== LISTED RECORDS ==

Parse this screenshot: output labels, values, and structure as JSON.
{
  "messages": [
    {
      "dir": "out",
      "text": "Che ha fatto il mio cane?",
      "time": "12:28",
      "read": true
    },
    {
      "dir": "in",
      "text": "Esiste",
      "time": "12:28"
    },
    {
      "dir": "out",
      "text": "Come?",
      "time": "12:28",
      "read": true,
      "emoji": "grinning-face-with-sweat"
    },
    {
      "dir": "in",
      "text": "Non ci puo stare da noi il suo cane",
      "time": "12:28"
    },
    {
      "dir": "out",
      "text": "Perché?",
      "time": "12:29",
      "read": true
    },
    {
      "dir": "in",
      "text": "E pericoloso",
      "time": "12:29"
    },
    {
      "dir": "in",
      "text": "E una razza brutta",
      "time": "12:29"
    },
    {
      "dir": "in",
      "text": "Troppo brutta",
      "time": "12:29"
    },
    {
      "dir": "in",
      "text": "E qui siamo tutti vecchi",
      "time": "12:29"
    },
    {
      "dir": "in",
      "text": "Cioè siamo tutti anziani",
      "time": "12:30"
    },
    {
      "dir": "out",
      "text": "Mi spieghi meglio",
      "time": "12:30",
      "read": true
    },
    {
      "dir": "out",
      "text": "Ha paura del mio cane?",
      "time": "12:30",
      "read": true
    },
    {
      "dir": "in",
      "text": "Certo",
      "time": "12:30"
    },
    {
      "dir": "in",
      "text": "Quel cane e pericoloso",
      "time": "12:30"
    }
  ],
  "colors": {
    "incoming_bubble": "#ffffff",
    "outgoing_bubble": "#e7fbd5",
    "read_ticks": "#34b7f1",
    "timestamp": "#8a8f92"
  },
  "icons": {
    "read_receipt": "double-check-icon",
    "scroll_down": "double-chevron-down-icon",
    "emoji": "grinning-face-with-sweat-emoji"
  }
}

== DIRECTIONS FOR THIS TASK ==
Exactly as written above, please repeat the entries.

== RESULT OF THE TASK ==
Parse this screenshot: output labels, values, and structure as JSON.
{
  "messages": [
    {
      "dir": "out",
      "text": "Che ha fatto il mio cane?",
      "time": "12:28",
      "read": true
    },
    {
      "dir": "in",
      "text": "Esiste",
      "time": "12:28"
    },
    {
      "dir": "out",
      "text": "Come?",
      "time": "12:28",
      "read": true,
      "emoji": "grinning-face-with-sweat"
    },
    {
      "dir": "in",
      "text": "Non ci puo stare da noi il suo cane",
      "time": "12:28"
    },
    {
      "dir": "out",
      "text": "Perché?",
      "time": "12:29",
      "read": true
    },
    {
      "dir": "in",
      "text": "E pericoloso",
      "time": "12:29"
    },
    {
      "dir": "in",
      "text": "E una razza brutta",
      "time": "12:29"
    },
    {
      "dir": "in",
      "text": "Troppo brutta",
      "time": "12:29"
    },
    {
      "dir": "in",
      "text": "E qui siamo tutti vecchi",
      "time": "12:29"
    },
    {
      "dir": "in",
      "text": "Cioè siamo tutti anziani",
      "time": "12:30"
    },
    {
      "dir": "out",
      "text": "Mi spieghi meglio",
      "time": "12:30",
      "read": true
    },
    {
      "dir": "out",
      "text": "Ha paura del mio cane?",
      "time": "12:30",
      "read": true
    },
    {
      "dir": "in",
      "text": "Certo",
      "time": "12:30"
    },
    {
      "dir": "in",
      "text": "Quel cane e pericoloso",
      "time": "12:30"
    }
  ],
  "colors": {
    "incoming_bubble": "#ffffff",
    "outgoing_bubble": "#e7fbd5",
    "read_ticks": "#34b7f1",
    "timestamp": "#8a8f92"
  },
  "icons": {
    "read_receipt": "double-check-icon",
    "scroll_down": "double-chevron-down-icon",
    "emoji": "grinning-face-with-sweat-emoji"
  }
}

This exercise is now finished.